YOUR OBJECTIVE:
Look for the string "tips" in the lines and copy each line that has it.

___ DATA FOR THIS EXERCISE ___

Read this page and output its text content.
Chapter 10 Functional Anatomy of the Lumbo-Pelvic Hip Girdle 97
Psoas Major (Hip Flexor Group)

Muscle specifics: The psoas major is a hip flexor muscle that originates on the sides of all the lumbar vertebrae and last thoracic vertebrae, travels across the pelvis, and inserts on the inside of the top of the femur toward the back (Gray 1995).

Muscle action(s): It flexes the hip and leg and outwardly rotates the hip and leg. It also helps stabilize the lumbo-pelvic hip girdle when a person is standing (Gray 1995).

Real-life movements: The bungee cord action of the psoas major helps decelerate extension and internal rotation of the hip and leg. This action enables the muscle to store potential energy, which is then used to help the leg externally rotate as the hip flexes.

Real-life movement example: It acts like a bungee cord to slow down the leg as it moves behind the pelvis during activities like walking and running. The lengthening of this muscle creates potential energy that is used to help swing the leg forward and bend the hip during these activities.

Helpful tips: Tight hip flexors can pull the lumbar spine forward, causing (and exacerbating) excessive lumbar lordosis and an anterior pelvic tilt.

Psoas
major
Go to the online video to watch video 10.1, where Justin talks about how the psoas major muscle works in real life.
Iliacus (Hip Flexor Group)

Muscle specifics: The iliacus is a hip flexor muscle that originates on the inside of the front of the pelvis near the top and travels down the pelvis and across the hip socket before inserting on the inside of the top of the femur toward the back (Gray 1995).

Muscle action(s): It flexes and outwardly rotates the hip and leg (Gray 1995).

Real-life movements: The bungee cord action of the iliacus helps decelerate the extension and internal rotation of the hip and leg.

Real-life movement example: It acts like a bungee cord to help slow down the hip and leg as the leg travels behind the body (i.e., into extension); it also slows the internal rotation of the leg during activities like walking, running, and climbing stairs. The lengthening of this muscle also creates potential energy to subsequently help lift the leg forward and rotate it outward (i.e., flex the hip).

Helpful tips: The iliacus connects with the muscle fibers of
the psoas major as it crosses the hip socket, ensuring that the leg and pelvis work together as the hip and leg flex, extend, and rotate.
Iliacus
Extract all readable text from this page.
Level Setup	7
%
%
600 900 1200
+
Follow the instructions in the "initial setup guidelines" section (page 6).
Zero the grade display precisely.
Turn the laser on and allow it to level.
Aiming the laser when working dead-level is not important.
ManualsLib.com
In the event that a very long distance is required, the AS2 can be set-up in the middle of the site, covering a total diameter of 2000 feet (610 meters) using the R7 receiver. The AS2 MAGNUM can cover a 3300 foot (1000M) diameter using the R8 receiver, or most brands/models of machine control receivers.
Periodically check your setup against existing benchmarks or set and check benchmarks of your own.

___

FINAL ANSWER:
Helpful tips: Tight hip flexors can pull the lumbar spine forward, causing (and exacerbating) excessive lumbar lordosis and an anterior pelvic tilt.
Helpful tips: The iliacus connects with the muscle fibers of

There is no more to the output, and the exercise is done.